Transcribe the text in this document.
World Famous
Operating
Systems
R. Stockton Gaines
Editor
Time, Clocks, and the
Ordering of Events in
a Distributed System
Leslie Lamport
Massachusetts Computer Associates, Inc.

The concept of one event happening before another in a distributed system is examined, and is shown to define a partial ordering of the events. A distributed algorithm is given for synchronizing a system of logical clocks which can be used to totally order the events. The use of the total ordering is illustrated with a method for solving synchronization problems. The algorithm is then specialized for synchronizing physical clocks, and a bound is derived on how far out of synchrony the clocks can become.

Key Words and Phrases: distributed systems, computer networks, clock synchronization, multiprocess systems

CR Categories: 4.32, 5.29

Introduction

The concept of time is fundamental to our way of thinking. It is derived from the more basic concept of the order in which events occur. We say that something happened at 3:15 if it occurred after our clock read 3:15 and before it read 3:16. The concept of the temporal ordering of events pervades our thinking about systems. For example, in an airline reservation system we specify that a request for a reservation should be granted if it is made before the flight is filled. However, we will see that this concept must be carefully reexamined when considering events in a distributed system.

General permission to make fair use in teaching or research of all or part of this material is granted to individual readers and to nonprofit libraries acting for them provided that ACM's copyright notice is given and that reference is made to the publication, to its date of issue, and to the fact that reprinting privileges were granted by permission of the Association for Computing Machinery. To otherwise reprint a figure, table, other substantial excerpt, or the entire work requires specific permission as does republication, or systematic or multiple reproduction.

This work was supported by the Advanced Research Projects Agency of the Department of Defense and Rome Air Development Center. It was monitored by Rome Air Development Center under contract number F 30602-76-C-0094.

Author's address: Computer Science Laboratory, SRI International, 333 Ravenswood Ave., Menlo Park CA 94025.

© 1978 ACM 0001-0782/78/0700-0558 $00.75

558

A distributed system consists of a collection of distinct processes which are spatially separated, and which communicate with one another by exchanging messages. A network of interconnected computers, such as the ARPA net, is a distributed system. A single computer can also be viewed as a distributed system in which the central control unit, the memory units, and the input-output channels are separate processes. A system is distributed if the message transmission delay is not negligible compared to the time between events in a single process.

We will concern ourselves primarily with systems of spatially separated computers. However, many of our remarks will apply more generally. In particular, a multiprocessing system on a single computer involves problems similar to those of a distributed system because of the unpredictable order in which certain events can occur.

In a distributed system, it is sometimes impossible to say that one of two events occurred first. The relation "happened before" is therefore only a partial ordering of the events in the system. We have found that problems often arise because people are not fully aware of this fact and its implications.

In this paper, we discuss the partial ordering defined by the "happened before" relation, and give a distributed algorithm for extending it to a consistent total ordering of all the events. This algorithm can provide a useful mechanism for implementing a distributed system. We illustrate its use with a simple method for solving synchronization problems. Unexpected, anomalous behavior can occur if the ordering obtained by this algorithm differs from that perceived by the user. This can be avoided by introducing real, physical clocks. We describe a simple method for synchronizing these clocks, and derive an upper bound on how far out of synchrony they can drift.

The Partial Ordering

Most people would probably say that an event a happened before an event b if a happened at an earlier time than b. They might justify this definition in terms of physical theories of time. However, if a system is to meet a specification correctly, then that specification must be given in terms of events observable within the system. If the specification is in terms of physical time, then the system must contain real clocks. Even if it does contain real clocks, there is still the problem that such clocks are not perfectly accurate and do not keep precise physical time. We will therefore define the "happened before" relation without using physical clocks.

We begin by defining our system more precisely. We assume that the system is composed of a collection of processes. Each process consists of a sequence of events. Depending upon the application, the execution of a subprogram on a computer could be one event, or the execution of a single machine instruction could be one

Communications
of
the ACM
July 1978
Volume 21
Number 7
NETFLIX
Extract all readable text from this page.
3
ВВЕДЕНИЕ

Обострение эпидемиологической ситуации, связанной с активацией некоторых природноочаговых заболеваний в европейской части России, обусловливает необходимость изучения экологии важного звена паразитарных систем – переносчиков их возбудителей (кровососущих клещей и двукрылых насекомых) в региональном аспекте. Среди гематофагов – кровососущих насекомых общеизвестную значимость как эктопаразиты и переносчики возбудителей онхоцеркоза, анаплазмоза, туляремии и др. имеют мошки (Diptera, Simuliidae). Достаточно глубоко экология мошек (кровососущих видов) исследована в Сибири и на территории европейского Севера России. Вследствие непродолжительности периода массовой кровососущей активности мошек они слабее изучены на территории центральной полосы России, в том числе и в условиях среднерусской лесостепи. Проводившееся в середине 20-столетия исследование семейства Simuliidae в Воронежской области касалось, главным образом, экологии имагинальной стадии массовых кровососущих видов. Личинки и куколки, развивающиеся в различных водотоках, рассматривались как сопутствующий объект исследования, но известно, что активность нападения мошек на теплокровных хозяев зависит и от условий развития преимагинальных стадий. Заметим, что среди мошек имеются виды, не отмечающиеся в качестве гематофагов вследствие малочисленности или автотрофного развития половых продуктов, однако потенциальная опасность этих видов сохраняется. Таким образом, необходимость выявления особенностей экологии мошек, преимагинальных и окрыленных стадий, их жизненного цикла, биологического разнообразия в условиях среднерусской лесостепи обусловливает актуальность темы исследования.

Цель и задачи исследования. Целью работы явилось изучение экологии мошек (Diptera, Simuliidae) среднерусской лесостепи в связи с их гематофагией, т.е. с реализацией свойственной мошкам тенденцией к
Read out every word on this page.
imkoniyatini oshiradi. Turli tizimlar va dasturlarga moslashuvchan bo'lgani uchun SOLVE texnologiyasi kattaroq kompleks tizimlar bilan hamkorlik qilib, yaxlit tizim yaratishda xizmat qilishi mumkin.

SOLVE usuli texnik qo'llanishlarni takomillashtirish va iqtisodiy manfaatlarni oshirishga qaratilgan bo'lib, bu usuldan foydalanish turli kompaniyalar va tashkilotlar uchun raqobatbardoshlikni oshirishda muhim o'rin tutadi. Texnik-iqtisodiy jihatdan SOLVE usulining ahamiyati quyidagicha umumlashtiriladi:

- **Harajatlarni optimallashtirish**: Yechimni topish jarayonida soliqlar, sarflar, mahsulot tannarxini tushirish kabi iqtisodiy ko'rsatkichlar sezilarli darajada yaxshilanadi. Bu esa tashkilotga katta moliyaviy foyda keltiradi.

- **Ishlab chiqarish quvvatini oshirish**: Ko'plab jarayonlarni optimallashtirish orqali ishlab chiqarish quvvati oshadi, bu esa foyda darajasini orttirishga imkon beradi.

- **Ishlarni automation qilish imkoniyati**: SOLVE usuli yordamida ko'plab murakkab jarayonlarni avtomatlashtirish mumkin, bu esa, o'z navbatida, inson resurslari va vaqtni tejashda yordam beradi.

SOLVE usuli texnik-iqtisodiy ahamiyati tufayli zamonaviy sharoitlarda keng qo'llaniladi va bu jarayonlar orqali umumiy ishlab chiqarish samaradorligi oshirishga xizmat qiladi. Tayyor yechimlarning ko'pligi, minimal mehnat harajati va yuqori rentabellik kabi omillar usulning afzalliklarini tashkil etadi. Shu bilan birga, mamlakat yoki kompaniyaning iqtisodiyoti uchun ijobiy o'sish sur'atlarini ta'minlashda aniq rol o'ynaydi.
----------
### Exercise task
Write every record out again, unaltered.

### Exercise response
Transcribe the text in this document.
World Famous
Operating
Systems
R. Stockton Gaines
Editor
Time, Clocks, and the
Ordering of Events in
a Distributed System
Leslie Lamport
Massachusetts Computer Associates, Inc.

The concept of one event happening before another in a distributed system is examined, and is shown to define a partial ordering of the events. A distributed algorithm is given for synchronizing a system of logical clocks which can be used to totally order the events. The use of the total ordering is illustrated with a method for solving synchronization problems. The algorithm is then specialized for synchronizing physical clocks, and a bound is derived on how far out of synchrony the clocks can become.

Key Words and Phrases: distributed systems, computer networks, clock synchronization, multiprocess systems

CR Categories: 4.32, 5.29

Introduction

The concept of time is fundamental to our way of thinking. It is derived from the more basic concept of the order in which events occur. We say that something happened at 3:15 if it occurred after our clock read 3:15 and before it read 3:16. The concept of the temporal ordering of events pervades our thinking about systems. For example, in an airline reservation system we specify that a request for a reservation should be granted if it is made before the flight is filled. However, we will see that this concept must be carefully reexamined when considering events in a distributed system.

General permission to make fair use in teaching or research of all or part of this material is granted to individual readers and to nonprofit libraries acting for them provided that ACM's copyright notice is given and that reference is made to the publication, to its date of issue, and to the fact that reprinting privileges were granted by permission of the Association for Computing Machinery. To otherwise reprint a figure, table, other substantial excerpt, or the entire work requires specific permission as does republication, or systematic or multiple reproduction.

This work was supported by the Advanced Research Projects Agency of the Department of Defense and Rome Air Development Center. It was monitored by Rome Air Development Center under contract number F 30602-76-C-0094.

Author's address: Computer Science Laboratory, SRI International, 333 Ravenswood Ave., Menlo Park CA 94025.

© 1978 ACM 0001-0782/78/0700-0558 $00.75

558

A distributed system consists of a collection of distinct processes which are spatially separated, and which communicate with one another by exchanging messages. A network of interconnected computers, such as the ARPA net, is a distributed system. A single computer can also be viewed as a distributed system in which the central control unit, the memory units, and the input-output channels are separate processes. A system is distributed if the message transmission delay is not negligible compared to the time between events in a single process.

We will concern ourselves primarily with systems of spatially separated computers. However, many of our remarks will apply more generally. In particular, a multiprocessing system on a single computer involves problems similar to those of a distributed system because of the unpredictable order in which certain events can occur.

In a distributed system, it is sometimes impossible to say that one of two events occurred first. The relation "happened before" is therefore only a partial ordering of the events in the system. We have found that problems often arise because people are not fully aware of this fact and its implications.

In this paper, we discuss the partial ordering defined by the "happened before" relation, and give a distributed algorithm for extending it to a consistent total ordering of all the events. This algorithm can provide a useful mechanism for implementing a distributed system. We illustrate its use with a simple method for solving synchronization problems. Unexpected, anomalous behavior can occur if the ordering obtained by this algorithm differs from that perceived by the user. This can be avoided by introducing real, physical clocks. We describe a simple method for synchronizing these clocks, and derive an upper bound on how far out of synchrony they can drift.

The Partial Ordering

Most people would probably say that an event a happened before an event b if a happened at an earlier time than b. They might justify this definition in terms of physical theories of time. However, if a system is to meet a specification correctly, then that specification must be given in terms of events observable within the system. If the specification is in terms of physical time, then the system must contain real clocks. Even if it does contain real clocks, there is still the problem that such clocks are not perfectly accurate and do not keep precise physical time. We will therefore define the "happened before" relation without using physical clocks.

We begin by defining our system more precisely. We assume that the system is composed of a collection of processes. Each process consists of a sequence of events. Depending upon the application, the execution of a subprogram on a computer could be one event, or the execution of a single machine instruction could be one

Communications
of
the ACM
July 1978
Volume 21
Number 7
NETFLIX
Extract all readable text from this page.
3
ВВЕДЕНИЕ

Обострение эпидемиологической ситуации, связанной с активацией некоторых природноочаговых заболеваний в европейской части России, обусловливает необходимость изучения экологии важного звена паразитарных систем – переносчиков их возбудителей (кровососущих клещей и двукрылых насекомых) в региональном аспекте. Среди гематофагов – кровососущих насекомых общеизвестную значимость как эктопаразиты и переносчики возбудителей онхоцеркоза, анаплазмоза, туляремии и др. имеют мошки (Diptera, Simuliidae). Достаточно глубоко экология мошек (кровососущих видов) исследована в Сибири и на территории европейского Севера России. Вследствие непродолжительности периода массовой кровососущей активности мошек они слабее изучены на территории центральной полосы России, в том числе и в условиях среднерусской лесостепи. Проводившееся в середине 20-столетия исследование семейства Simuliidae в Воронежской области касалось, главным образом, экологии имагинальной стадии массовых кровососущих видов. Личинки и куколки, развивающиеся в различных водотоках, рассматривались как сопутствующий объект исследования, но известно, что активность нападения мошек на теплокровных хозяев зависит и от условий развития преимагинальных стадий. Заметим, что среди мошек имеются виды, не отмечающиеся в качестве гематофагов вследствие малочисленности или автотрофного развития половых продуктов, однако потенциальная опасность этих видов сохраняется. Таким образом, необходимость выявления особенностей экологии мошек, преимагинальных и окрыленных стадий, их жизненного цикла, биологического разнообразия в условиях среднерусской лесостепи обусловливает актуальность темы исследования.

Цель и задачи исследования. Целью работы явилось изучение экологии мошек (Diptera, Simuliidae) среднерусской лесостепи в связи с их гематофагией, т.е. с реализацией свойственной мошкам тенденцией к
Read out every word on this page.
imkoniyatini oshiradi. Turli tizimlar va dasturlarga moslashuvchan bo'lgani uchun SOLVE texnologiyasi kattaroq kompleks tizimlar bilan hamkorlik qilib, yaxlit tizim yaratishda xizmat qilishi mumkin.

SOLVE usuli texnik qo'llanishlarni takomillashtirish va iqtisodiy manfaatlarni oshirishga qaratilgan bo'lib, bu usuldan foydalanish turli kompaniyalar va tashkilotlar uchun raqobatbardoshlikni oshirishda muhim o'rin tutadi. Texnik-iqtisodiy jihatdan SOLVE usulining ahamiyati quyidagicha umumlashtiriladi:

- **Harajatlarni optimallashtirish**: Yechimni topish jarayonida soliqlar, sarflar, mahsulot tannarxini tushirish kabi iqtisodiy ko'rsatkichlar sezilarli darajada yaxshilanadi. Bu esa tashkilotga katta moliyaviy foyda keltiradi.

- **Ishlab chiqarish quvvatini oshirish**: Ko'plab jarayonlarni optimallashtirish orqali ishlab chiqarish quvvati oshadi, bu esa foyda darajasini orttirishga imkon beradi.

- **Ishlarni automation qilish imkoniyati**: SOLVE usuli yordamida ko'plab murakkab jarayonlarni avtomatlashtirish mumkin, bu esa, o'z navbatida, inson resurslari va vaqtni tejashda yordam beradi.

SOLVE usuli texnik-iqtisodiy ahamiyati tufayli zamonaviy sharoitlarda keng qo'llaniladi va bu jarayonlar orqali umumiy ishlab chiqarish samaradorligi oshirishga xizmat qiladi. Tayyor yechimlarning ko'pligi, minimal mehnat harajati va yuqori rentabellik kabi omillar usulning afzalliklarini tashkil etadi. Shu bilan birga, mamlakat yoki kompaniyaning iqtisodiyoti uchun ijobiy o'sish sur'atlarini ta'minlashda aniq rol o'ynaydi.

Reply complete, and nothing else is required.